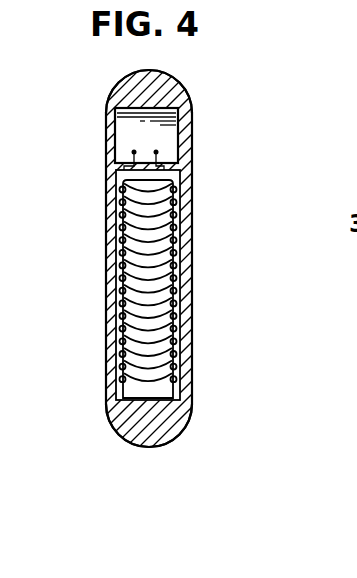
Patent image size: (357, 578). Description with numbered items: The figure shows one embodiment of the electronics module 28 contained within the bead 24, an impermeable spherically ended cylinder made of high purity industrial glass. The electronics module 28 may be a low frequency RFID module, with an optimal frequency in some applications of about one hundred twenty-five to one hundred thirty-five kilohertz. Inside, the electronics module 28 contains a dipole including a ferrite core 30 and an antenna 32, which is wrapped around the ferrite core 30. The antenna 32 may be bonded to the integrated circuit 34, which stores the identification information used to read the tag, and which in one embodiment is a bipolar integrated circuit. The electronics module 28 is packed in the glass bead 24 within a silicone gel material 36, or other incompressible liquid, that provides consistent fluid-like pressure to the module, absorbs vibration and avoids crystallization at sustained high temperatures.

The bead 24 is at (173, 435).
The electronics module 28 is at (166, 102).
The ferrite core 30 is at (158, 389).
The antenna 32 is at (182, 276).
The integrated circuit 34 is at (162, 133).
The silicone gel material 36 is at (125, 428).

* * *

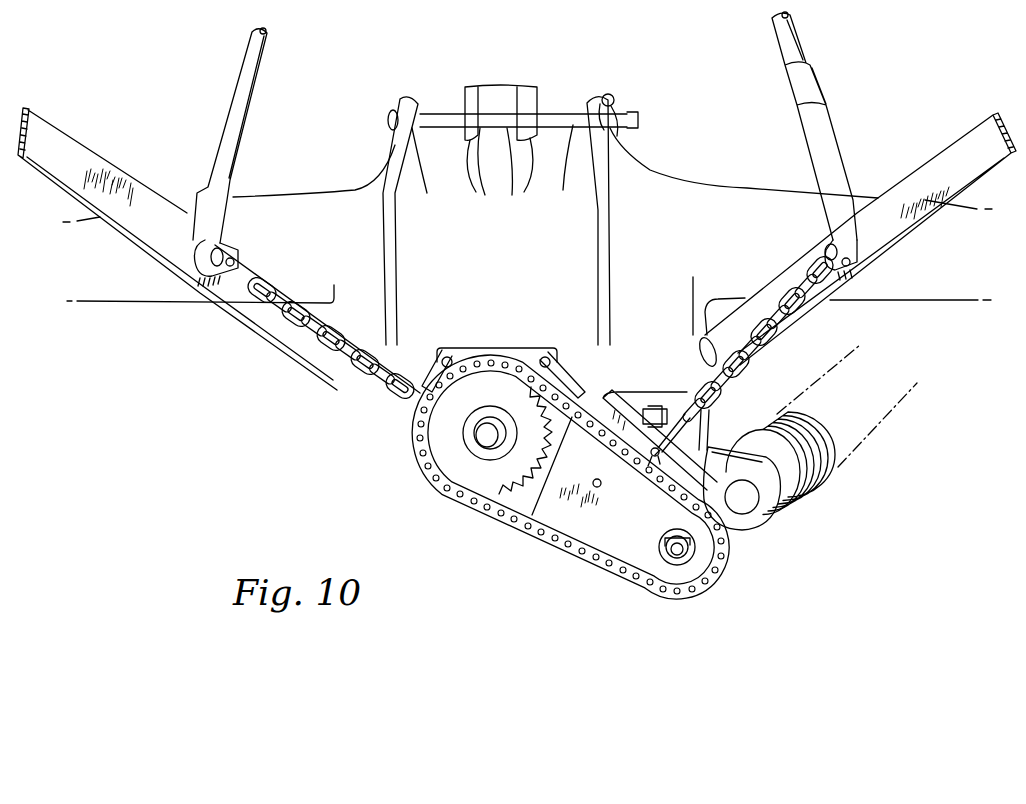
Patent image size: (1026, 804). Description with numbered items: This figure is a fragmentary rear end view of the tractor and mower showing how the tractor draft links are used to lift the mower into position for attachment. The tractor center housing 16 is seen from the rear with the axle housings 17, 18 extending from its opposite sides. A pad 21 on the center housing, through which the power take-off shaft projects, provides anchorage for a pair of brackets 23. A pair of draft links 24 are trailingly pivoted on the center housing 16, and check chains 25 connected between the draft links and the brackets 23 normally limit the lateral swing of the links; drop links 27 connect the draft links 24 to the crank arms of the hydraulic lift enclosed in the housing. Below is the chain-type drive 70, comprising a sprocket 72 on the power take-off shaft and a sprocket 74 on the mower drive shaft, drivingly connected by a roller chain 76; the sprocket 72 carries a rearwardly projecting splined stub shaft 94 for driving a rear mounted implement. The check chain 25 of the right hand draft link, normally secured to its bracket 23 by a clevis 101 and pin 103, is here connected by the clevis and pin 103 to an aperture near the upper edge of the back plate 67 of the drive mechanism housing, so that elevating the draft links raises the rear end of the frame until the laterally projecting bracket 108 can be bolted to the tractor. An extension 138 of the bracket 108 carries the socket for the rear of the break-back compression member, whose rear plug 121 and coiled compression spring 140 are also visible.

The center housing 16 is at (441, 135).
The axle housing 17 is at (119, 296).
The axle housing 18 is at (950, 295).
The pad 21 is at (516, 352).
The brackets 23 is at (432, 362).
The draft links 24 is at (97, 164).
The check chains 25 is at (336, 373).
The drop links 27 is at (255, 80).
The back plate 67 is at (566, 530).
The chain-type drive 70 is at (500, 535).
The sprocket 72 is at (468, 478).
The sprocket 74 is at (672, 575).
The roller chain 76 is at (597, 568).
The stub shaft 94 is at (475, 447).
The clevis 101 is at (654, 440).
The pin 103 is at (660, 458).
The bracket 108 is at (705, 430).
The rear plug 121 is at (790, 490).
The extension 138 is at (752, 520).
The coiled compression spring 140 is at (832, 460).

---

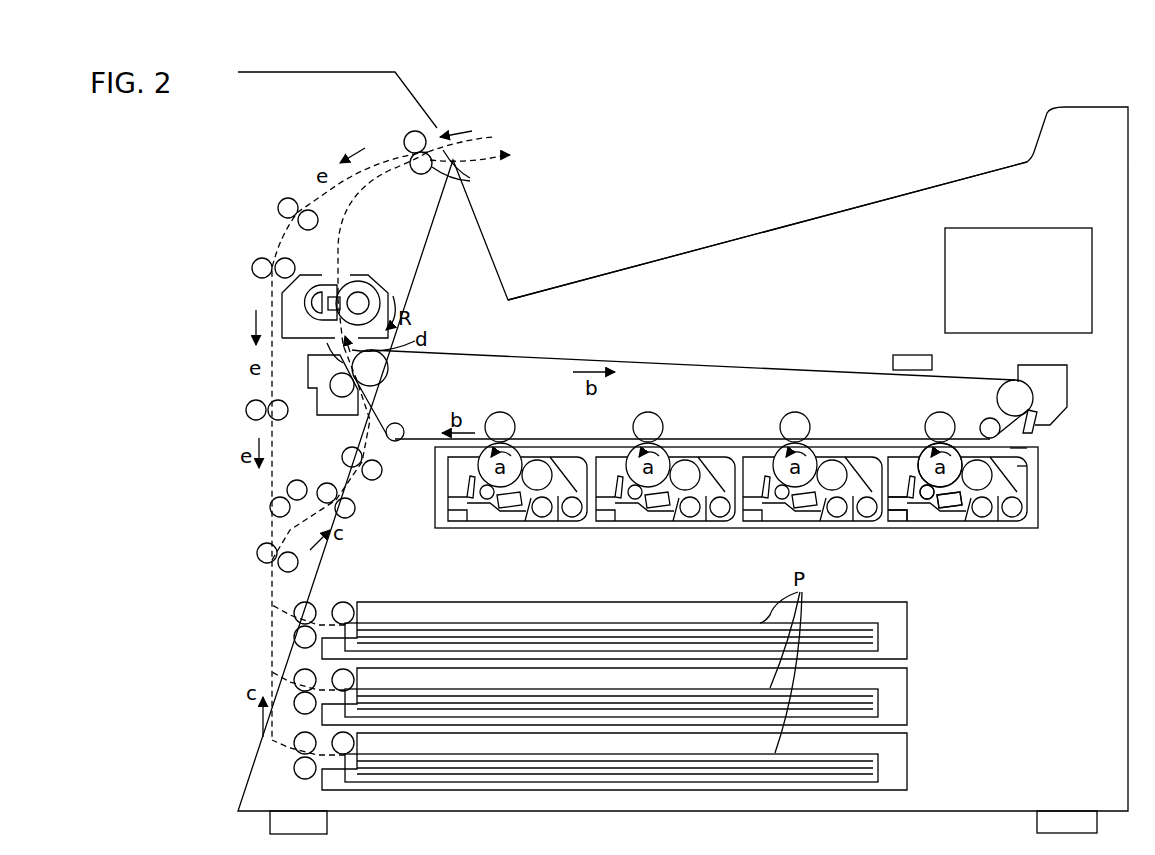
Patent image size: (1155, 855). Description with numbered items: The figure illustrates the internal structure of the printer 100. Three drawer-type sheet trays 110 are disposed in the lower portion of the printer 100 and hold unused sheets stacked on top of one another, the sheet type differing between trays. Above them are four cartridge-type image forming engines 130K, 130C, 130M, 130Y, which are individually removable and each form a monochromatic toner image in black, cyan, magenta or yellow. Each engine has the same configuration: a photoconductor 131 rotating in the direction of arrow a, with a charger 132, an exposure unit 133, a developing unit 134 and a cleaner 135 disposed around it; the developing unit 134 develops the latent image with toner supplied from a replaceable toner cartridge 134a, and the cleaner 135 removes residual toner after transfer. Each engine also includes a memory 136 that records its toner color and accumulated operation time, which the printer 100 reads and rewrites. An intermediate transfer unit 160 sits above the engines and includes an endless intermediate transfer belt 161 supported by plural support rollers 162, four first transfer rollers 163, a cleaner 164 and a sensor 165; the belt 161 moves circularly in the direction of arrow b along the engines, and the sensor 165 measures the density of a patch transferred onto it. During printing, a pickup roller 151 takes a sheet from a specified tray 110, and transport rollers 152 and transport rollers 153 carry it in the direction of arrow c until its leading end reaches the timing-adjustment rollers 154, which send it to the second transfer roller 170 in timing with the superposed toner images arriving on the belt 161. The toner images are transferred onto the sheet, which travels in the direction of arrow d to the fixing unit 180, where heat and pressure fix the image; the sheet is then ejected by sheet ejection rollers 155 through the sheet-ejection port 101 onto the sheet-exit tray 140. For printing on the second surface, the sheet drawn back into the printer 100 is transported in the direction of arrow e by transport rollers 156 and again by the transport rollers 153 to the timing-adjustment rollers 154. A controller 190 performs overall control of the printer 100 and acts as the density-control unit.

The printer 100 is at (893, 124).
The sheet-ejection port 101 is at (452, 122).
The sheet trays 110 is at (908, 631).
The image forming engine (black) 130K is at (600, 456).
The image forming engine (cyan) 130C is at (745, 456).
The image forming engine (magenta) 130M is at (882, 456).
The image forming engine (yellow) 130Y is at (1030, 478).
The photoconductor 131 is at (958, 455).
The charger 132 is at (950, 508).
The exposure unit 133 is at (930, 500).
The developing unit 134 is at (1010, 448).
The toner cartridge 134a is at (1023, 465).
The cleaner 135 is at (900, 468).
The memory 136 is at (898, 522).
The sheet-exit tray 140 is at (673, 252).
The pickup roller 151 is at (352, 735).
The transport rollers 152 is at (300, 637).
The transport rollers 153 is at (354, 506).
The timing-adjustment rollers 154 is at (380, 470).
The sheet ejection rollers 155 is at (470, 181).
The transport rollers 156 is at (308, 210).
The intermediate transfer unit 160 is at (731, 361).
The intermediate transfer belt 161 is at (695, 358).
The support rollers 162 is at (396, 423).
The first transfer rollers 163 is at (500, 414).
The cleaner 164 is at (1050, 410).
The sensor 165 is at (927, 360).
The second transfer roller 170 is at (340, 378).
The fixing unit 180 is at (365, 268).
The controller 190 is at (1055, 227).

What to work on: Copy the lines running from the one containing "Patent image size: (357, 578)." through the one containing "The silicone gel", with both of those lines included, and reproduce them without any change.

Answer for this exercise:
Patent image size: (357, 578). Description with numbered items: The figure shows one embodiment of the electronics module 28 contained within the bead 24, an impermeable spherically ended cylinder made of high purity industrial glass. The electronics module 28 may be a low frequency RFID module, with an optimal frequency in some applications of about one hundred twenty-five to one hundred thirty-five kilohertz. Inside, the electronics module 28 contains a dipole including a ferrite core 30 and an antenna 32, which is wrapped around the ferrite core 30. The antenna 32 may be bonded to the integrated circuit 34, which stores the identification information used to read the tag, and which in one embodiment is a bipolar integrated circuit. The electronics module 28 is packed in the glass bead 24 within a silicone gel material 36, or other incompressible liquid, that provides consistent fluid-like pressure to the module, absorbs vibration and avoids crystallization at sustained high temperatures.

The bead 24 is at (173, 435).
The electronics module 28 is at (166, 102).
The ferrite core 30 is at (158, 389).
The antenna 32 is at (182, 276).
The integrated circuit 34 is at (162, 133).
The silicone gel material 36 is at (125, 428).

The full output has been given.